— START DATA PROVIDED —

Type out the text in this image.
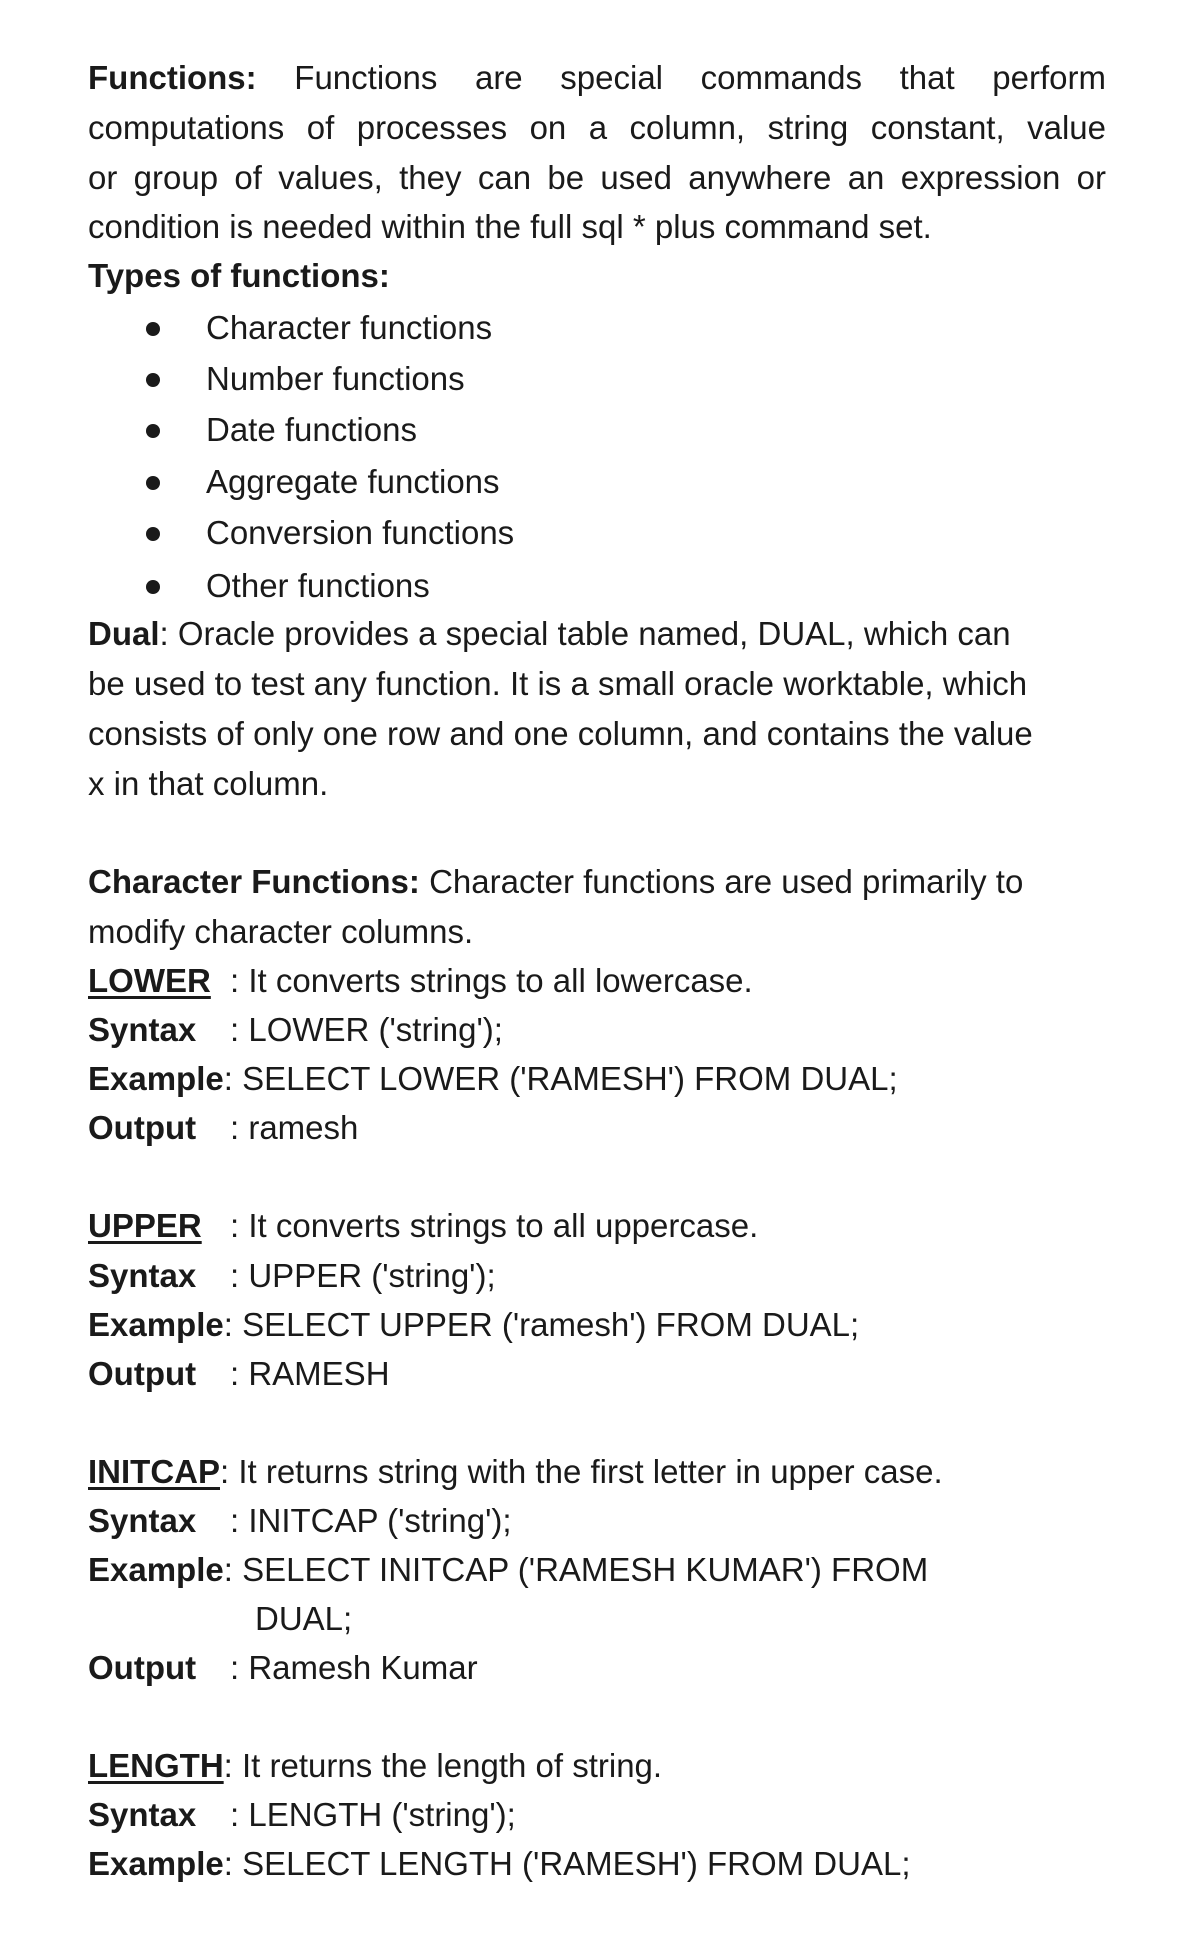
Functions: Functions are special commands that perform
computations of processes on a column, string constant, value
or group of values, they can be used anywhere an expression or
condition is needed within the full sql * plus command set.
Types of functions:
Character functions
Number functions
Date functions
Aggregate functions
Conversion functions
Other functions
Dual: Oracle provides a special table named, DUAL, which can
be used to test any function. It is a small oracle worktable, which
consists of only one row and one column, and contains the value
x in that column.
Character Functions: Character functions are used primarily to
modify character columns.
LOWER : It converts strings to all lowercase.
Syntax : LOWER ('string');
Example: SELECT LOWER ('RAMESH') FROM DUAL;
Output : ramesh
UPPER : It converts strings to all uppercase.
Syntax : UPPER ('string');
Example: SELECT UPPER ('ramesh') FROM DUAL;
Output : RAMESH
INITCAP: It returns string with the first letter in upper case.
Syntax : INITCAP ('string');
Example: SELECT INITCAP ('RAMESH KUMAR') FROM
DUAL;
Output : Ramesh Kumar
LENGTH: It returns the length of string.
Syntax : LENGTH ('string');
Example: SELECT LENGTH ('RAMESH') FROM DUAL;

— END DATA PROVIDED —

DO THIS » Go through the listing above and pull out each line containing the word "FROM".

IN RESPONSE »
Example: SELECT LOWER ('RAMESH') FROM DUAL;
Example: SELECT UPPER ('ramesh') FROM DUAL;
Example: SELECT INITCAP ('RAMESH KUMAR') FROM
Example: SELECT LENGTH ('RAMESH') FROM DUAL;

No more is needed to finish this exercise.